* **Consignes**:
- 1) Quels romans hors cycles le texte sur Jack Vance cite-t-il ?
- 2) Restituez, s'il vous plaît, le passage du texte sur Jack Vance qui s'ouvre sur les mots contenant « Immobile, ouvrant l’œil » et se clôt sur « admiré de tous. », sans y changer quoi que ce soit.

Jack Vance (1916-2013)

Auteur / Scénariste: 

Et Ruth se demandait

Immobile, ouvrant l’œil à moitié sous ses voiles,

Quel dieu, quel moissonneur de l’éternel été,

Avait, en s’en allant, négligemment jeté

Cette faucille d’or dans le champ des étoiles.

Victor Hugo

Jack Vance était un vieux conteur, un très vieux conteur. On le savait aveugle, dictant ses derniers récits. Il était une icône de la SF, de la fantasy, de la science-fantasy, difficile à classer mais admiré de tous.

Dans un cadre science-fictif sans doute (le « planet opera »), il nous emmenait, planète après planète, découvrir de nouveaux mondes et il est certainement en train d’en découvrir encore… Ses romans les plus connus font partie de cycles : Les Princes-Démons, Tschaï, Alastor, Durdane, Lyonesse. Il disposait là, en trois ou quatre volumes, du temps et de l’espace pour créer des univers entiers, fouillés, explorés par un ou plusieurs héros jusqu’à plus soif. Les quatre mondes de Tschaï, par exemple, ou les deux premiers livres de Lyonesse, sont des chefs-d’œuvre absolus à cet égard. Descriptions précises de peuples différenciés, analyse de civilisations dans tous les domaines, de l’histoire à la religion en passant par les festivités, les vêtements, les mœurs sexuelles, la gastronomie ou les rites inhérents à chacun. Son talent fou rendait le lecteur complice, à un point tel qu’il devenait lui-même indigène de la planète rencontrée et ne la quittait qu’à regret. Certes, l’intrigue, parfois, n’était que secondaire, et le décor la supplantait souvent. Et alors ? N’est-ce pas là l’essence de ce fameux « sense of wonder » typique des littératures de l’Imaginaire, sens que Vance possédait au plus haut degré ? Les aventures de Cugel l’astucieux sont en elles-mêmes moins importantes que le monde de planète mourante dans lequel il évolue, tout comme la fameuse « Big Planet » arpentée dans le très brillant « Les Baladins de la planète géante » dont les personnages picaresques forment une troupe d’opéra itinérante ? Il ne faut pas oublier non plus les romans isolés, hors cycles, tels Emphyrio, Space Opera, ou To live forever, petits brillants uniques à savourer seuls.

[Annotations des éléments de mise en page]

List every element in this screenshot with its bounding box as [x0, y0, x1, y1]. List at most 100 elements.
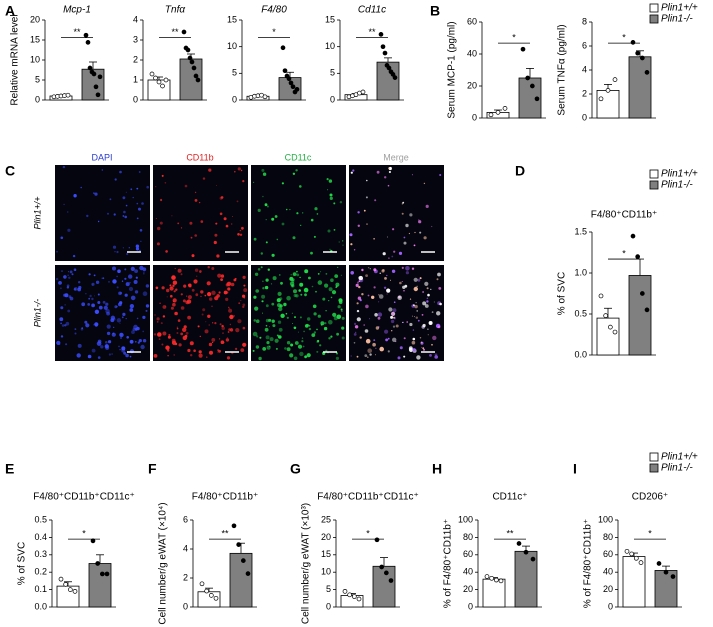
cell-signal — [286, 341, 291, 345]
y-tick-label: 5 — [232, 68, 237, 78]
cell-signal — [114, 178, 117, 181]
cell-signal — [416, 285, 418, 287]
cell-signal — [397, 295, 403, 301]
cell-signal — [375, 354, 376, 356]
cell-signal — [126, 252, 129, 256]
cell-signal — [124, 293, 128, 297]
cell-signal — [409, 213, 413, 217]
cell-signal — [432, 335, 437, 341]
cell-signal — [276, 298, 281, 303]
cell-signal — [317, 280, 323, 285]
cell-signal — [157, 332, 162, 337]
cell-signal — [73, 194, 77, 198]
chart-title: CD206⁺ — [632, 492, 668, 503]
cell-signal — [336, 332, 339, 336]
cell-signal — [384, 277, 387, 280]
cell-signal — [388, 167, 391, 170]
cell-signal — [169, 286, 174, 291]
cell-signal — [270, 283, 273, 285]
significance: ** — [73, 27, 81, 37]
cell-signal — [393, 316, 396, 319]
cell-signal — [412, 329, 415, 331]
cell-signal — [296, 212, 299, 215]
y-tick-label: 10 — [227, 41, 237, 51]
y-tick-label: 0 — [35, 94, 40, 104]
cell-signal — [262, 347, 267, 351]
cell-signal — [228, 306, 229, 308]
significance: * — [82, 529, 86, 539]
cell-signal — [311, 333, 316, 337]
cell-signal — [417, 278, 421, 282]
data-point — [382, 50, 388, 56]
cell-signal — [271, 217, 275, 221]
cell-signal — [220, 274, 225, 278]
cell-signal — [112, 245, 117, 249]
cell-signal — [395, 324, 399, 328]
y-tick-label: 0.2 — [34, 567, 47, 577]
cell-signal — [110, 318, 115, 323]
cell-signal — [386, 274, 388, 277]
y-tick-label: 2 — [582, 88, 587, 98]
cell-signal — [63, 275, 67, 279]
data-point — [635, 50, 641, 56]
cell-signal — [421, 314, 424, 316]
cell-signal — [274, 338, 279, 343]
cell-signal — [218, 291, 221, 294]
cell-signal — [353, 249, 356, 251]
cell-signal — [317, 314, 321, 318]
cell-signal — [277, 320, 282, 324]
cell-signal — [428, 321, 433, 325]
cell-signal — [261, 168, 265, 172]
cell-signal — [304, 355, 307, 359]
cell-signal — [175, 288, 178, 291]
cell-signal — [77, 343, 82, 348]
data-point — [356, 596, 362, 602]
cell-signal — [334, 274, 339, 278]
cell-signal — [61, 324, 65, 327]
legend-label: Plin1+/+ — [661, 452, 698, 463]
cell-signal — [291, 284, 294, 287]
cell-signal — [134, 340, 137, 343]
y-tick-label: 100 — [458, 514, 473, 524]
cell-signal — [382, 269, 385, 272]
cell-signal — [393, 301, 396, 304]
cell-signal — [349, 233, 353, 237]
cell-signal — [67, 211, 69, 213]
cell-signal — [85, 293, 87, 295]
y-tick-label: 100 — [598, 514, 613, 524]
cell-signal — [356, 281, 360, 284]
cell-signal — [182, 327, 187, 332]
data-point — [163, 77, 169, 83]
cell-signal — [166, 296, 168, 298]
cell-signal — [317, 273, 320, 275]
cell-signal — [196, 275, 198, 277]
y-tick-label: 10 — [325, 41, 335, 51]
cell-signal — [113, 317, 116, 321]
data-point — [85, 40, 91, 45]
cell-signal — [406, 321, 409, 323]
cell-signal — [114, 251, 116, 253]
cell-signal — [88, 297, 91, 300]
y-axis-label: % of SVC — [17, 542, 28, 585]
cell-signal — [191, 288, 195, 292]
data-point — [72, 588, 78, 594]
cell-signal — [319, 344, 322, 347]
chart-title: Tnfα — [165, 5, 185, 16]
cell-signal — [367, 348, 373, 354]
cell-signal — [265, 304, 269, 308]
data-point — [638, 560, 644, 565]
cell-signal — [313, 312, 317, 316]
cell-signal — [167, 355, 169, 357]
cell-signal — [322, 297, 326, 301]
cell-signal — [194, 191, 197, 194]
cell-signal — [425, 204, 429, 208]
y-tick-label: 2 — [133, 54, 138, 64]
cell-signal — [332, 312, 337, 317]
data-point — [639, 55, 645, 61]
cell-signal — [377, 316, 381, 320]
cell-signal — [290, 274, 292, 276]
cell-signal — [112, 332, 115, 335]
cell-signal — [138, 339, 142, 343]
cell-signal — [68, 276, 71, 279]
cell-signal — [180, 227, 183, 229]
...
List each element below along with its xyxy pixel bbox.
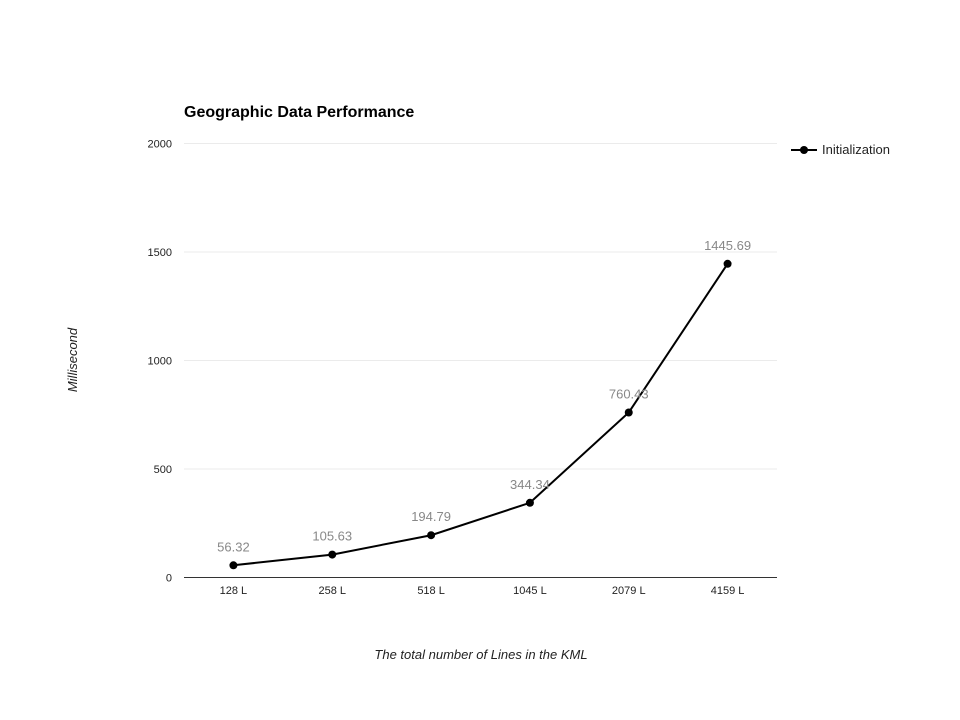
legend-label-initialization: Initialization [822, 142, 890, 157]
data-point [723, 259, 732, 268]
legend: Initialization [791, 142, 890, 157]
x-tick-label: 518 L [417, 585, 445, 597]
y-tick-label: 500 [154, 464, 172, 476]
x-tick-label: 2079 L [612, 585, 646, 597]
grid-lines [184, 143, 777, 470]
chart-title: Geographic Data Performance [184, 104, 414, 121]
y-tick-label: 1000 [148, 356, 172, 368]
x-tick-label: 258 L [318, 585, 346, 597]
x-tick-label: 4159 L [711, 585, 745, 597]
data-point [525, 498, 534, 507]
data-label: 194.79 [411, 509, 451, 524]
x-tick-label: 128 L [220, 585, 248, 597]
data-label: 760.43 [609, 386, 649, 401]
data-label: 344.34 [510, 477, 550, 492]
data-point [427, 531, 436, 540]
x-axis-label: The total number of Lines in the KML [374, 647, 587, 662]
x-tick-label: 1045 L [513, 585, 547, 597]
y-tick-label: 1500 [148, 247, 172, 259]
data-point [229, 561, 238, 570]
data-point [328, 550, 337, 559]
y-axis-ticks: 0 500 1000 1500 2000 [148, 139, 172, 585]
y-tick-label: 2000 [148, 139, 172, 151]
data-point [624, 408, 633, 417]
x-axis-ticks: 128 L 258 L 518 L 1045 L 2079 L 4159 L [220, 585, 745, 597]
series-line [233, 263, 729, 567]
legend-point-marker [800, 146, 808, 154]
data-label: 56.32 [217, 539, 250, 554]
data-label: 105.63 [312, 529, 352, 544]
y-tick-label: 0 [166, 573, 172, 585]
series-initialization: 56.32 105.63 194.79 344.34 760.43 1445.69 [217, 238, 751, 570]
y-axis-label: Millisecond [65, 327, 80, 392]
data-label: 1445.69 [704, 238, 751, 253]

* **Réponses**:
- 1) Emphyrio, Space Opera et To live forever.

- 2)
Immobile, ouvrant l’œil à moitié sous ses voiles,

Quel dieu, quel moissonneur de l’éternel été,

Avait, en s’en allant, négligemment jeté

Cette faucille d’or dans le champ des étoiles.

Victor Hugo

Jack Vance était un vieux conteur, un très vieux conteur. On le savait aveugle, dictant ses derniers récits. Il était une icône de la SF, de la fantasy, de la science-fantasy, difficile à classer mais admiré de tous.